### Exercise description
Strip the pictures and reproduce the rest of the listing exactly.

### Stored records

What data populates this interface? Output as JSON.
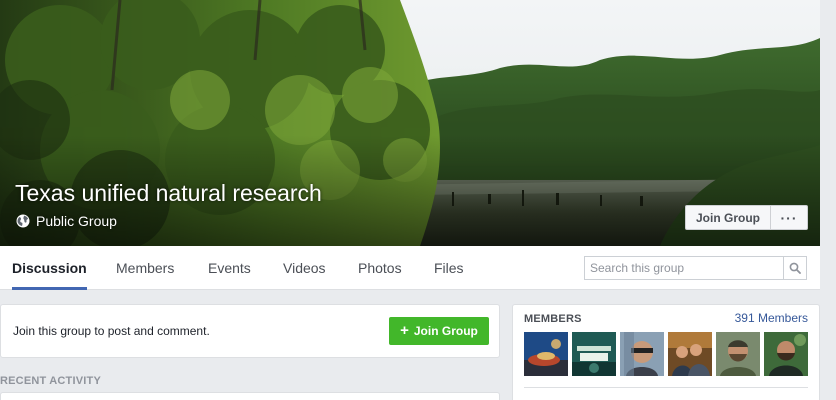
{
  "group": {
    "name": "Texas unified natural research",
    "privacy_label": "Public Group",
    "privacy_icon": "globe-icon",
    "join_button_label": "Join Group",
    "more_icon": "ellipsis-icon",
    "more_label": "···"
  },
  "tabs": [
    {
      "label": "Discussion",
      "active": true
    },
    {
      "label": "Members",
      "active": false
    },
    {
      "label": "Events",
      "active": false
    },
    {
      "label": "Videos",
      "active": false
    },
    {
      "label": "Photos",
      "active": false
    },
    {
      "label": "Files",
      "active": false
    }
  ],
  "search": {
    "placeholder": "Search this group",
    "icon": "magnifier-icon"
  },
  "join_card": {
    "prompt": "Join this group to post and comment.",
    "button_label": "Join Group",
    "button_icon": "plus-icon",
    "button_plus": "+"
  },
  "recent_activity": {
    "heading": "RECENT ACTIVITY"
  },
  "members": {
    "heading": "MEMBERS",
    "count_label": "391 Members",
    "thumbnails": [
      "member-avatar",
      "member-avatar",
      "member-avatar",
      "member-avatar",
      "member-avatar",
      "member-avatar"
    ]
  },
  "colors": {
    "accent_blue": "#4267b2",
    "link_blue": "#365899",
    "join_green": "#42b72a",
    "page_background": "#e9ebee"
  }
}
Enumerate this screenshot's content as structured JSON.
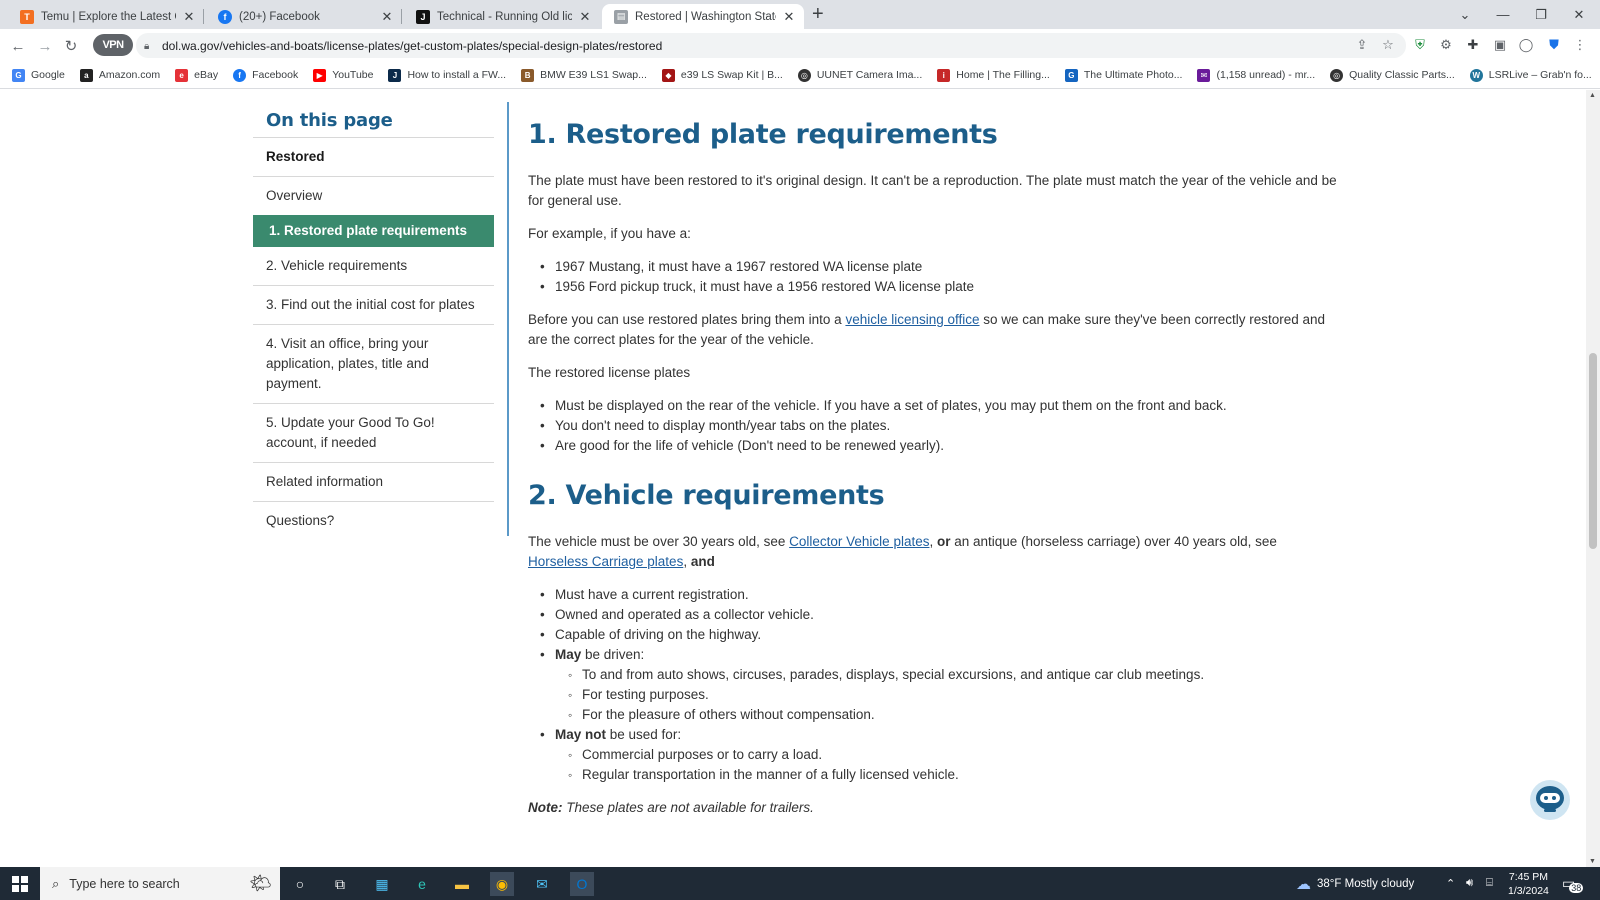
{
  "colors": {
    "toc_active": "#3a8a6e",
    "heading": "#1c5e8a",
    "link": "#1f5fa0"
  },
  "browser": {
    "tabs": [
      {
        "title": "Temu | Explore the Latest Clothing",
        "icon": "temu-icon"
      },
      {
        "title": "(20+) Facebook",
        "icon": "facebook-icon"
      },
      {
        "title": "Technical - Running Old license",
        "icon": "forum-icon"
      },
      {
        "title": "Restored | Washington State De",
        "icon": "dol-icon"
      }
    ],
    "vpn_label": "VPN",
    "url": "dol.wa.gov/vehicles-and-boats/license-plates/get-custom-plates/special-design-plates/restored",
    "bookmarks": [
      {
        "label": "Google"
      },
      {
        "label": "Amazon.com"
      },
      {
        "label": "eBay"
      },
      {
        "label": "Facebook"
      },
      {
        "label": "YouTube"
      },
      {
        "label": "How to install a FW..."
      },
      {
        "label": "BMW E39 LS1 Swap..."
      },
      {
        "label": "e39 LS Swap Kit | B..."
      },
      {
        "label": "UUNET Camera Ima..."
      },
      {
        "label": "Home | The Filling..."
      },
      {
        "label": "The Ultimate Photo..."
      },
      {
        "label": "(1,158 unread) - mr..."
      },
      {
        "label": "Quality Classic Parts..."
      },
      {
        "label": "LSRLive – Grab'n fo..."
      }
    ]
  },
  "toc": {
    "title": "On this page",
    "items": [
      "Restored",
      "Overview",
      "1. Restored plate requirements",
      "2. Vehicle requirements",
      "3. Find out the initial cost for plates",
      "4. Visit an office, bring your application, plates, title and payment.",
      "5. Update your Good To Go! account, if needed",
      "Related information",
      "Questions?"
    ]
  },
  "section1": {
    "heading": "1. Restored plate requirements",
    "p1": "The plate must have been restored to it's original design. It can't be a reproduction. The plate must match the year of the vehicle and be for general use.",
    "p2": "For example, if you have a:",
    "examples": [
      "1967 Mustang, it must have a 1967 restored WA license plate",
      "1956 Ford pickup truck, it must have a 1956 restored WA license plate"
    ],
    "p3_before": "Before you can use restored plates bring them into a ",
    "p3_link": "vehicle licensing office",
    "p3_after": " so we can make sure they've been correctly restored and are the correct plates for the year of the vehicle.",
    "p4": "The restored license plates",
    "plate_rules": [
      "Must be displayed on the rear of the vehicle. If you have a set of plates, you may put them on the front and back.",
      "You don't need to display month/year tabs on the plates.",
      "Are good for the life of vehicle (Don't need to be renewed yearly)."
    ]
  },
  "section2": {
    "heading": "2. Vehicle requirements",
    "p1_a": "The vehicle must be over 30 years old, see ",
    "p1_link1": "Collector Vehicle plates",
    "p1_b": ", ",
    "p1_or": "or",
    "p1_c": " an antique (horseless carriage) over 40 years old, see ",
    "p1_link2": "Horseless Carriage plates",
    "p1_d": ", ",
    "p1_and": "and",
    "rules": [
      "Must have a current registration.",
      "Owned and operated as a collector vehicle.",
      "Capable of driving on the highway."
    ],
    "may_bold": "May",
    "may_rest": " be driven:",
    "may_items": [
      "To and from auto shows, circuses, parades, displays, special excursions, and antique car club meetings.",
      "For testing purposes.",
      "For the pleasure of others without compensation."
    ],
    "maynot_bold": "May not",
    "maynot_rest": " be used for:",
    "maynot_items": [
      "Commercial purposes or to carry a load.",
      "Regular transportation in the manner of a fully licensed vehicle."
    ],
    "note_bold": "Note:",
    "note_rest": " These plates are not available for trailers."
  },
  "taskbar": {
    "search_placeholder": "Type here to search",
    "weather": "38°F  Mostly cloudy",
    "time": "7:45 PM",
    "date": "1/3/2024",
    "notifications": "38"
  }
}
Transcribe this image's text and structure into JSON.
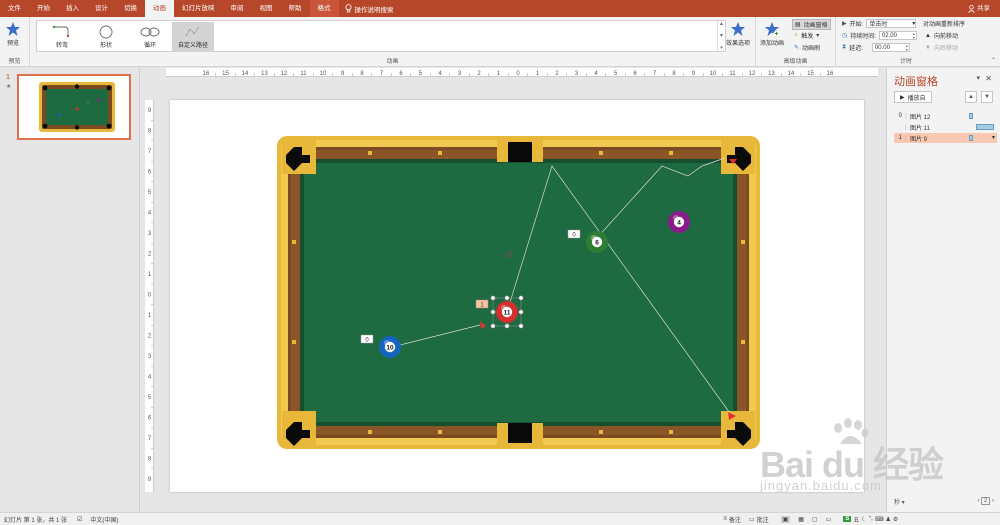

### In response
What data populates this interface? Output as JSON.
{
  "group": {
    "name": "Texas unified natural research",
    "privacy_label": "Public Group",
    "privacy_icon": "globe-icon",
    "join_button_label": "Join Group",
    "more_icon": "ellipsis-icon",
    "more_label": "···"
  },
  "tabs": [
    {
      "label": "Discussion",
      "active": true
    },
    {
      "label": "Members",
      "active": false
    },
    {
      "label": "Events",
      "active": false
    },
    {
      "label": "Videos",
      "active": false
    },
    {
      "label": "Photos",
      "active": false
    },
    {
      "label": "Files",
      "active": false
    }
  ],
  "search": {
    "placeholder": "Search this group",
    "icon": "magnifier-icon"
  },
  "join_card": {
    "prompt": "Join this group to post and comment.",
    "button_label": "Join Group",
    "button_icon": "plus-icon",
    "button_plus": "+"
  },
  "recent_activity": {
    "heading": "RECENT ACTIVITY"
  },
  "members": {
    "heading": "MEMBERS",
    "count_label": "391 Members",
    "thumbnails": [
      "member-avatar",
      "member-avatar",
      "member-avatar",
      "member-avatar",
      "member-avatar",
      "member-avatar"
    ]
  },
  "colors": {
    "accent_blue": "#4267b2",
    "link_blue": "#365899",
    "join_green": "#42b72a",
    "page_background": "#e9ebee"
  }
}
Enumerate this screenshot's content as structured JSON.
{
  "colors": {
    "toc_active": "#3a8a6e",
    "heading": "#1c5e8a",
    "link": "#1f5fa0"
  },
  "browser": {
    "tabs": [
      {
        "title": "Temu | Explore the Latest Clothing",
        "icon": "temu-icon"
      },
      {
        "title": "(20+) Facebook",
        "icon": "facebook-icon"
      },
      {
        "title": "Technical - Running Old license",
        "icon": "forum-icon"
      },
      {
        "title": "Restored | Washington State De",
        "icon": "dol-icon"
      }
    ],
    "vpn_label": "VPN",
    "url": "dol.wa.gov/vehicles-and-boats/license-plates/get-custom-plates/special-design-plates/restored",
    "bookmarks": [
      {
        "label": "Google"
      },
      {
        "label": "Amazon.com"
      },
      {
        "label": "eBay"
      },
      {
        "label": "Facebook"
      },
      {
        "label": "YouTube"
      },
      {
        "label": "How to install a FW..."
      },
      {
        "label": "BMW E39 LS1 Swap..."
      },
      {
        "label": "e39 LS Swap Kit | B..."
      },
      {
        "label": "UUNET Camera Ima..."
      },
      {
        "label": "Home | The Filling..."
      },
      {
        "label": "The Ultimate Photo..."
      },
      {
        "label": "(1,158 unread) - mr..."
      },
      {
        "label": "Quality Classic Parts..."
      },
      {
        "label": "LSRLive – Grab'n fo..."
      }
    ]
  },
  "toc": {
    "title": "On this page",
    "items": [
      "Restored",
      "Overview",
      "1. Restored plate requirements",
      "2. Vehicle requirements",
      "3. Find out the initial cost for plates",
      "4. Visit an office, bring your application, plates, title and payment.",
      "5. Update your Good To Go! account, if needed",
      "Related information",
      "Questions?"
    ]
  },
  "section1": {
    "heading": "1. Restored plate requirements",
    "p1": "The plate must have been restored to it's original design. It can't be a reproduction. The plate must match the year of the vehicle and be for general use.",
    "p2": "For example, if you have a:",
    "examples": [
      "1967 Mustang, it must have a 1967 restored WA license plate",
      "1956 Ford pickup truck, it must have a 1956 restored WA license plate"
    ],
    "p3_before": "Before you can use restored plates bring them into a ",
    "p3_link": "vehicle licensing office",
    "p3_after": " so we can make sure they've been correctly restored and are the correct plates for the year of the vehicle.",
    "p4": "The restored license plates",
    "plate_rules": [
      "Must be displayed on the rear of the vehicle. If you have a set of plates, you may put them on the front and back.",
      "You don't need to display month/year tabs on the plates.",
      "Are good for the life of vehicle (Don't need to be renewed yearly)."
    ]
  },
  "section2": {
    "heading": "2. Vehicle requirements",
    "p1_a": "The vehicle must be over 30 years old, see ",
    "p1_link1": "Collector Vehicle plates",
    "p1_b": ", ",
    "p1_or": "or",
    "p1_c": " an antique (horseless carriage) over 40 years old, see ",
    "p1_link2": "Horseless Carriage plates",
    "p1_d": ", ",
    "p1_and": "and",
    "rules": [
      "Must have a current registration.",
      "Owned and operated as a collector vehicle.",
      "Capable of driving on the highway."
    ],
    "may_bold": "May",
    "may_rest": " be driven:",
    "may_items": [
      "To and from auto shows, circuses, parades, displays, special excursions, and antique car club meetings.",
      "For testing purposes.",
      "For the pleasure of others without compensation."
    ],
    "maynot_bold": "May not",
    "maynot_rest": " be used for:",
    "maynot_items": [
      "Commercial purposes or to carry a load.",
      "Regular transportation in the manner of a fully licensed vehicle."
    ],
    "note_bold": "Note:",
    "note_rest": " These plates are not available for trailers."
  },
  "taskbar": {
    "search_placeholder": "Type here to search",
    "weather": "38°F  Mostly cloudy",
    "time": "7:45 PM",
    "date": "1/3/2024",
    "notifications": "38"
  }
}
Transcribe this image's text and structure into JSON.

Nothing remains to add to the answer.